[RECORDS SHOWN start]

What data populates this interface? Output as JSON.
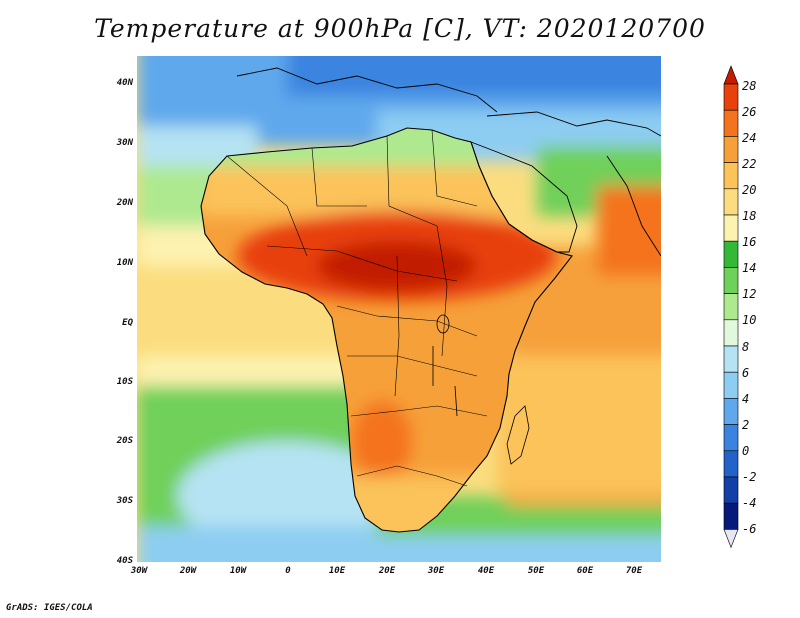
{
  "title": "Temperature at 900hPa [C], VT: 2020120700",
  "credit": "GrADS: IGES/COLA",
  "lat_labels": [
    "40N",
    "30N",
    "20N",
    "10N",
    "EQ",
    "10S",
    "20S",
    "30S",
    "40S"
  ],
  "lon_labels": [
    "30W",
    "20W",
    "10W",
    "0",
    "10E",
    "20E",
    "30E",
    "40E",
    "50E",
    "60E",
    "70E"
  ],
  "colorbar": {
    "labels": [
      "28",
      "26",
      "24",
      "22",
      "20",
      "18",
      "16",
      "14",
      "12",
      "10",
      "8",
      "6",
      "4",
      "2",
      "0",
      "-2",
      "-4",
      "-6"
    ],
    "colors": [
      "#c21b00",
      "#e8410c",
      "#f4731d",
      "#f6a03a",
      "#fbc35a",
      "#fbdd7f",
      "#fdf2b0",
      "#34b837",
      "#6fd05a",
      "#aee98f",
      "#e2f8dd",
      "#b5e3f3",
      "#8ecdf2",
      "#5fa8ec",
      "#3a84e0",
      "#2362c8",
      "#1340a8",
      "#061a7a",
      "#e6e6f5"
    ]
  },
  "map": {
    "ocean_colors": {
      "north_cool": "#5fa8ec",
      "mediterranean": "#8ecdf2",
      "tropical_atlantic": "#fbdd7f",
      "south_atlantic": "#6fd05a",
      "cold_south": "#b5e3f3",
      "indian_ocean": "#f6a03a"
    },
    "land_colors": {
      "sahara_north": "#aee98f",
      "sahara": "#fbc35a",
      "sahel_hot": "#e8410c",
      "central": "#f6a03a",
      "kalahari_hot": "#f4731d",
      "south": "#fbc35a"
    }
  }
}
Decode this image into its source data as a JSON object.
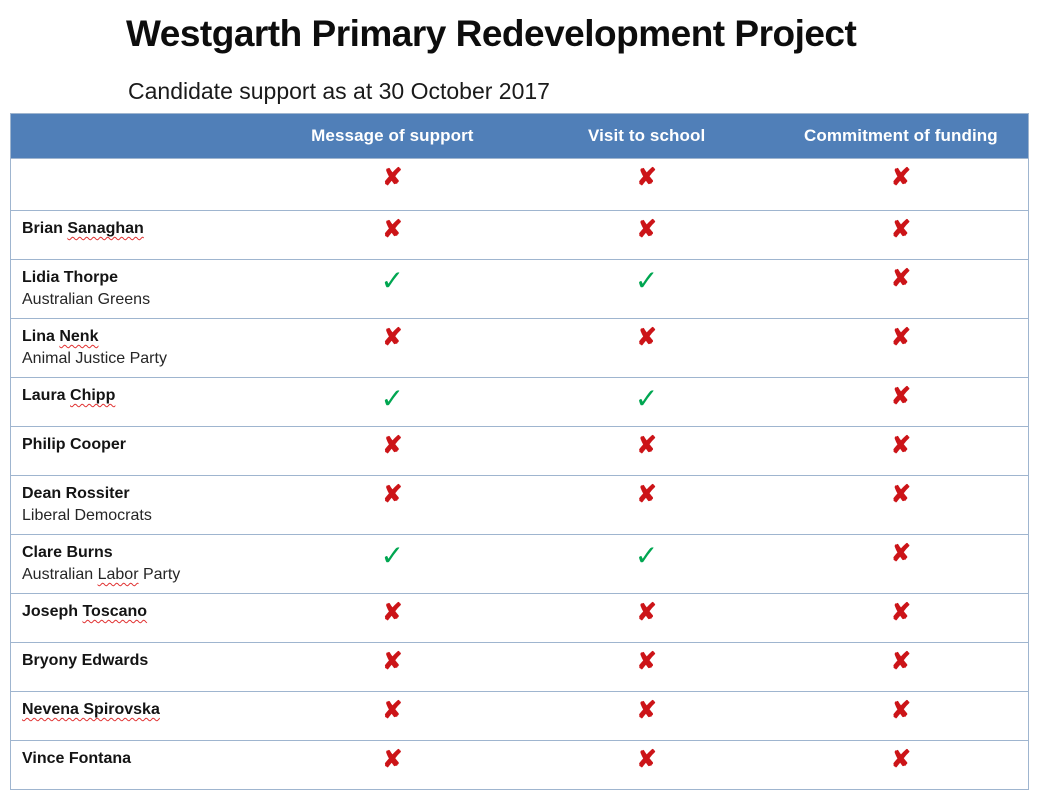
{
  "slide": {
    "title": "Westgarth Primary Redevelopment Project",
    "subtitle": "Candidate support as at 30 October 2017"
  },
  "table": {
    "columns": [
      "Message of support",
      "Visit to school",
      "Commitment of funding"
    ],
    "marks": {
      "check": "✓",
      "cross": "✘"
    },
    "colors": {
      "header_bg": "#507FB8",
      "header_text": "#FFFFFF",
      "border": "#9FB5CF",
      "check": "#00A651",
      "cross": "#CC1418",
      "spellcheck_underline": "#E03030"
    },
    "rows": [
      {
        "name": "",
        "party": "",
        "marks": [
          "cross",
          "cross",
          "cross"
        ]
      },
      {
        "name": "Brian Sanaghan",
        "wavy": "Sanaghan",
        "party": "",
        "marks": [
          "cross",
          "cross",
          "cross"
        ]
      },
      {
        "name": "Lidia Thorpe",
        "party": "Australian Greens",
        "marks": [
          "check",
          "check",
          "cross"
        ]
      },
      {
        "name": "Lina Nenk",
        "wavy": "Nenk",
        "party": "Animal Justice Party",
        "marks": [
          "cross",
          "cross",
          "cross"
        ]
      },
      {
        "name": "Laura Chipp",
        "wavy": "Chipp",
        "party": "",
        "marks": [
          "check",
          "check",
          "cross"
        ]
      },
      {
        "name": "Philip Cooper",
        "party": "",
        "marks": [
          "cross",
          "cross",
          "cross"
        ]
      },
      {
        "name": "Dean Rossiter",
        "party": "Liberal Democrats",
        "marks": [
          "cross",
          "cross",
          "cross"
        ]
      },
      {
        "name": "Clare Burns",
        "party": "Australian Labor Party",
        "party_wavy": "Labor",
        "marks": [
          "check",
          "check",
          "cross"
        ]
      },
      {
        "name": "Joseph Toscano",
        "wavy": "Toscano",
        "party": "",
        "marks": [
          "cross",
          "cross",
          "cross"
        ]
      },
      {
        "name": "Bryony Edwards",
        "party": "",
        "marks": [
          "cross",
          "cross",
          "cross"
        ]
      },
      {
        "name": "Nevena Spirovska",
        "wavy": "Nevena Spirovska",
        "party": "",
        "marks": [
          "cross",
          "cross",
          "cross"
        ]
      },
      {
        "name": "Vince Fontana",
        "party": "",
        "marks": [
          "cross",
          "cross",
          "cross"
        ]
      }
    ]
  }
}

[RECORDS SHOWN end]

* _WHAT IS EXPECTED_
Take the listing above and print it exactly, apart from the pictures.

* _RESPONSE TO THIS TASK_
What data populates this interface? Output as JSON.
{
  "title": "Temperature at 900hPa [C], VT: 2020120700",
  "credit": "GrADS: IGES/COLA",
  "lat_labels": [
    "40N",
    "30N",
    "20N",
    "10N",
    "EQ",
    "10S",
    "20S",
    "30S",
    "40S"
  ],
  "lon_labels": [
    "30W",
    "20W",
    "10W",
    "0",
    "10E",
    "20E",
    "30E",
    "40E",
    "50E",
    "60E",
    "70E"
  ],
  "colorbar": {
    "labels": [
      "28",
      "26",
      "24",
      "22",
      "20",
      "18",
      "16",
      "14",
      "12",
      "10",
      "8",
      "6",
      "4",
      "2",
      "0",
      "-2",
      "-4",
      "-6"
    ],
    "colors": [
      "#c21b00",
      "#e8410c",
      "#f4731d",
      "#f6a03a",
      "#fbc35a",
      "#fbdd7f",
      "#fdf2b0",
      "#34b837",
      "#6fd05a",
      "#aee98f",
      "#e2f8dd",
      "#b5e3f3",
      "#8ecdf2",
      "#5fa8ec",
      "#3a84e0",
      "#2362c8",
      "#1340a8",
      "#061a7a",
      "#e6e6f5"
    ]
  },
  "map": {
    "ocean_colors": {
      "north_cool": "#5fa8ec",
      "mediterranean": "#8ecdf2",
      "tropical_atlantic": "#fbdd7f",
      "south_atlantic": "#6fd05a",
      "cold_south": "#b5e3f3",
      "indian_ocean": "#f6a03a"
    },
    "land_colors": {
      "sahara_north": "#aee98f",
      "sahara": "#fbc35a",
      "sahel_hot": "#e8410c",
      "central": "#f6a03a",
      "kalahari_hot": "#f4731d",
      "south": "#fbc35a"
    }
  }
}
Decode this image into its source data as a JSON object.
{
  "slide": {
    "title": "Westgarth Primary Redevelopment Project",
    "subtitle": "Candidate support as at 30 October 2017"
  },
  "table": {
    "columns": [
      "Message of support",
      "Visit to school",
      "Commitment of funding"
    ],
    "marks": {
      "check": "✓",
      "cross": "✘"
    },
    "colors": {
      "header_bg": "#507FB8",
      "header_text": "#FFFFFF",
      "border": "#9FB5CF",
      "check": "#00A651",
      "cross": "#CC1418",
      "spellcheck_underline": "#E03030"
    },
    "rows": [
      {
        "name": "",
        "party": "",
        "marks": [
          "cross",
          "cross",
          "cross"
        ]
      },
      {
        "name": "Brian Sanaghan",
        "wavy": "Sanaghan",
        "party": "",
        "marks": [
          "cross",
          "cross",
          "cross"
        ]
      },
      {
        "name": "Lidia Thorpe",
        "party": "Australian Greens",
        "marks": [
          "check",
          "check",
          "cross"
        ]
      },
      {
        "name": "Lina Nenk",
        "wavy": "Nenk",
        "party": "Animal Justice Party",
        "marks": [
          "cross",
          "cross",
          "cross"
        ]
      },
      {
        "name": "Laura Chipp",
        "wavy": "Chipp",
        "party": "",
        "marks": [
          "check",
          "check",
          "cross"
        ]
      },
      {
        "name": "Philip Cooper",
        "party": "",
        "marks": [
          "cross",
          "cross",
          "cross"
        ]
      },
      {
        "name": "Dean Rossiter",
        "party": "Liberal Democrats",
        "marks": [
          "cross",
          "cross",
          "cross"
        ]
      },
      {
        "name": "Clare Burns",
        "party": "Australian Labor Party",
        "party_wavy": "Labor",
        "marks": [
          "check",
          "check",
          "cross"
        ]
      },
      {
        "name": "Joseph Toscano",
        "wavy": "Toscano",
        "party": "",
        "marks": [
          "cross",
          "cross",
          "cross"
        ]
      },
      {
        "name": "Bryony Edwards",
        "party": "",
        "marks": [
          "cross",
          "cross",
          "cross"
        ]
      },
      {
        "name": "Nevena Spirovska",
        "wavy": "Nevena Spirovska",
        "party": "",
        "marks": [
          "cross",
          "cross",
          "cross"
        ]
      },
      {
        "name": "Vince Fontana",
        "party": "",
        "marks": [
          "cross",
          "cross",
          "cross"
        ]
      }
    ]
  }
}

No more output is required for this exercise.